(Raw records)
━━━━━━━━━━━━━━━━━━━━━━━━━━━━━━
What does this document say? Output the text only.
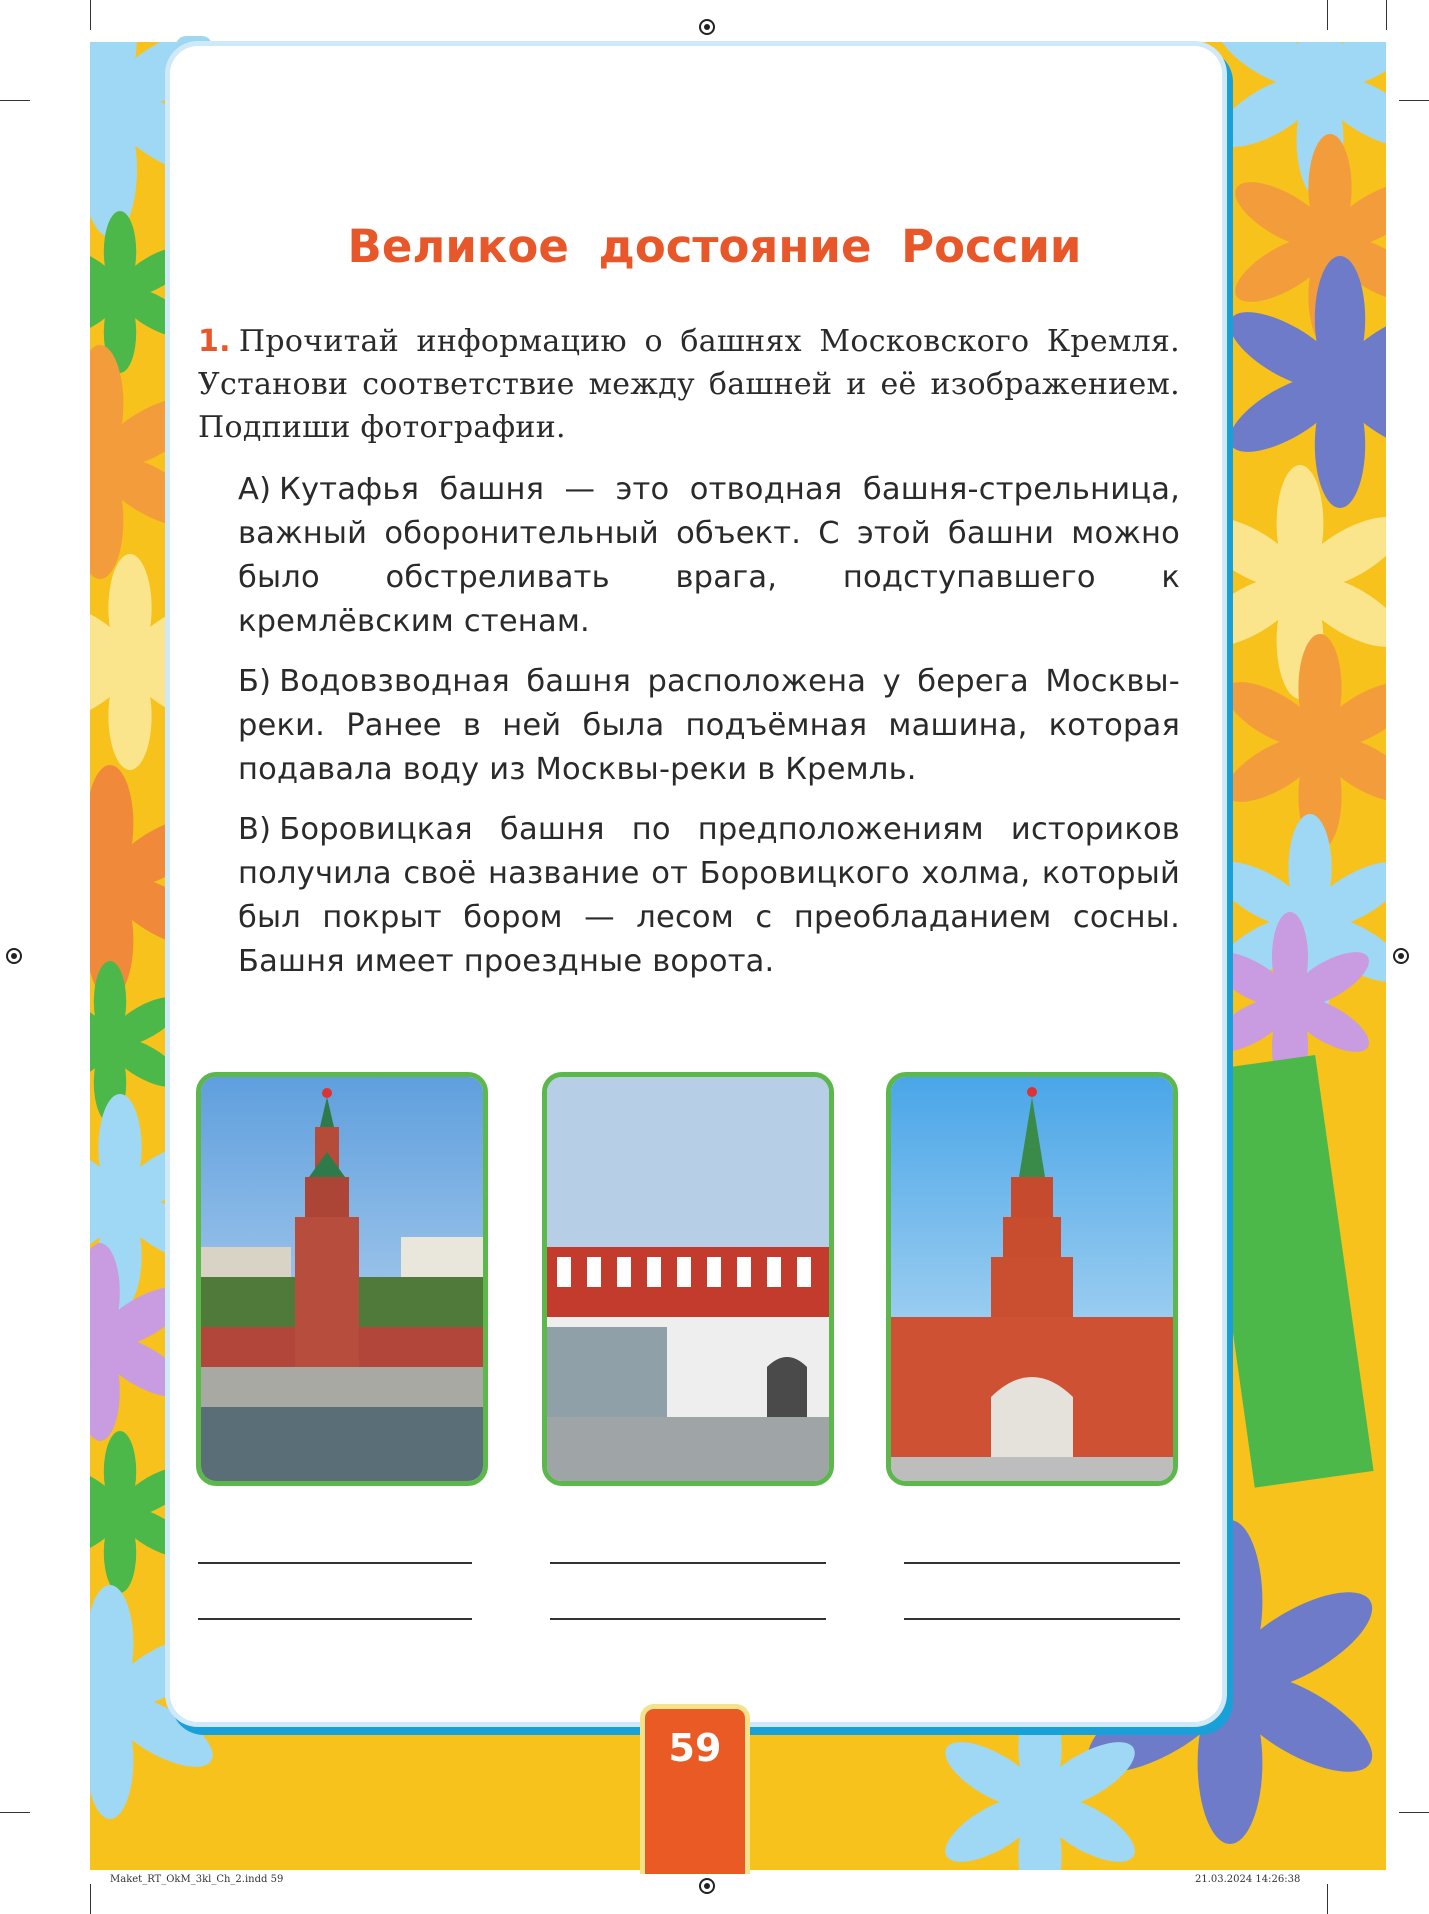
Великое достояние России
1. Прочитай информацию о башнях Московского Кремля. Установи соответствие между башней и её изображением. Подпиши фотографии.
А) Кутафья башня — это отводная башня-стрельница, важный оборонительный объект. С этой башни можно было обстреливать врага, подступавшего к кремлёвским стенам.
Б) Водовзводная башня расположена у берега Москвы-реки. Ранее в ней была подъёмная машина, которая подавала воду из Москвы-реки в Кремль.
В) Боровицкая башня по предположениям историков получила своё название от Боровицкого холма, который был покрыт бором — лесом с преобладанием сосны. Башня имеет проездные ворота.
59
Maket_RT_OkM_3kl_Ch_2.indd 59	21.03.2024 14:26:38
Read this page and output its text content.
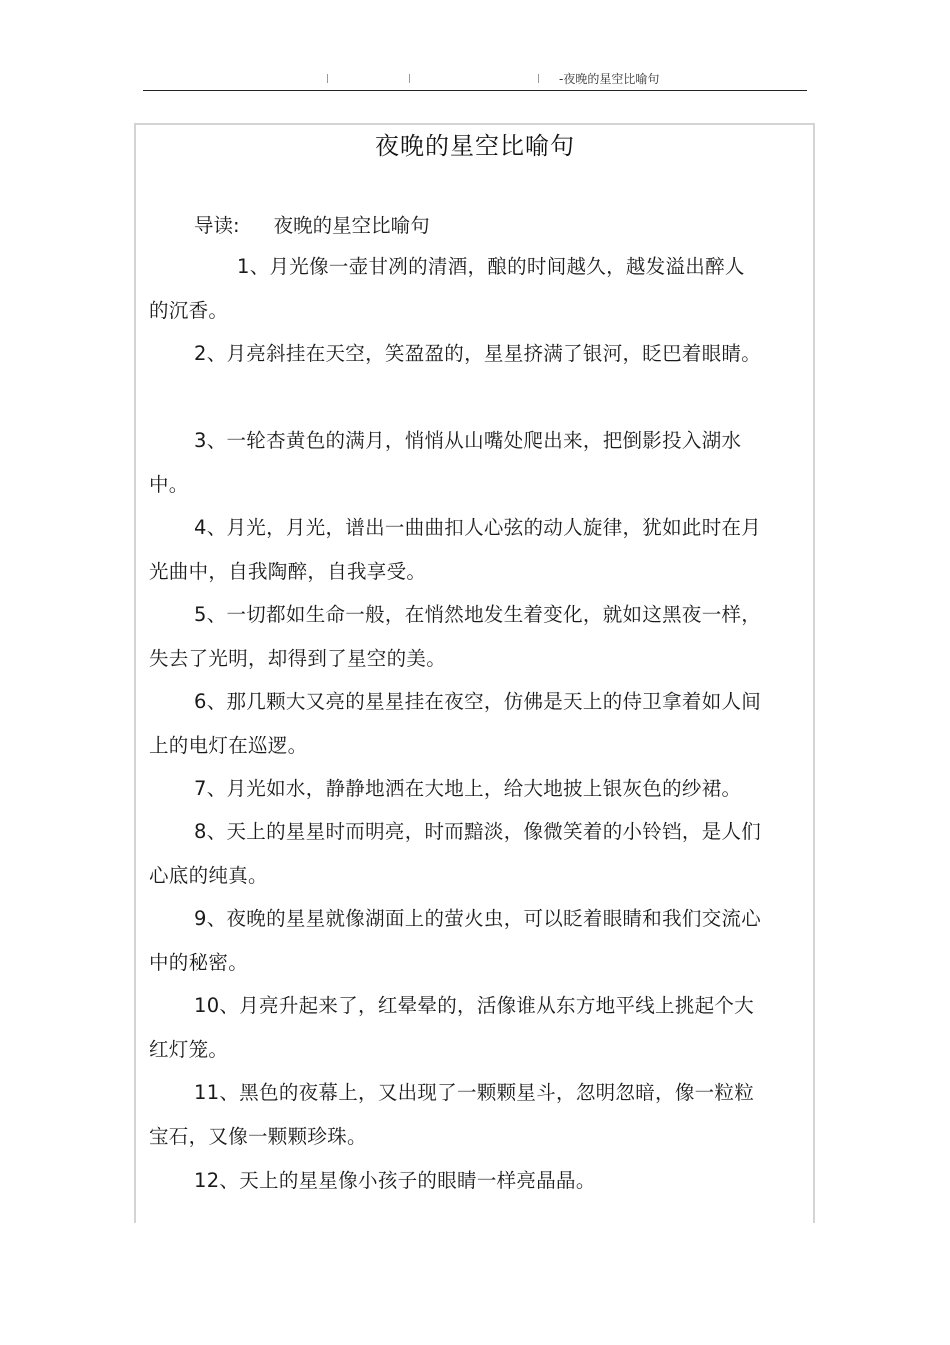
-夜晚的星空比喻句
夜晚的星空比喻句
导读: 夜晚的星空比喻句

1、月光像一壶甘冽的清酒，酿的时间越久，越发溢出醉人的沉香。

2、月亮斜挂在天空，笑盈盈的，星星挤满了银河，眨巴着眼睛。

3、一轮杏黄色的满月，悄悄从山嘴处爬出来，把倒影投入湖水中。

4、月光，月光，谱出一曲曲扣人心弦的动人旋律，犹如此时在月光曲中，自我陶醉，自我享受。

5、一切都如生命一般，在悄然地发生着变化，就如这黑夜一样，失去了光明，却得到了星空的美。

6、那几颗大又亮的星星挂在夜空，仿佛是天上的侍卫拿着如人间上的电灯在巡逻。

7、月光如水，静静地洒在大地上，给大地披上银灰色的纱裙。

8、天上的星星时而明亮，时而黯淡，像微笑着的小铃铛，是人们心底的纯真。

9、夜晚的星星就像湖面上的萤火虫，可以眨着眼睛和我们交流心中的秘密。

10、月亮升起来了，红晕晕的，活像谁从东方地平线上挑起个大红灯笼。

11、黑色的夜幕上，又出现了一颗颗星斗，忽明忽暗，像一粒粒宝石，又像一颗颗珍珠。

12、天上的星星像小孩子的眼睛一样亮晶晶。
━━━━━━━━━━━━━━━━━━━━━━━━━━━━━━
Copy out each line of the entries that holds "text".

What does this document say? Output the text only.
Read this page and output its text content.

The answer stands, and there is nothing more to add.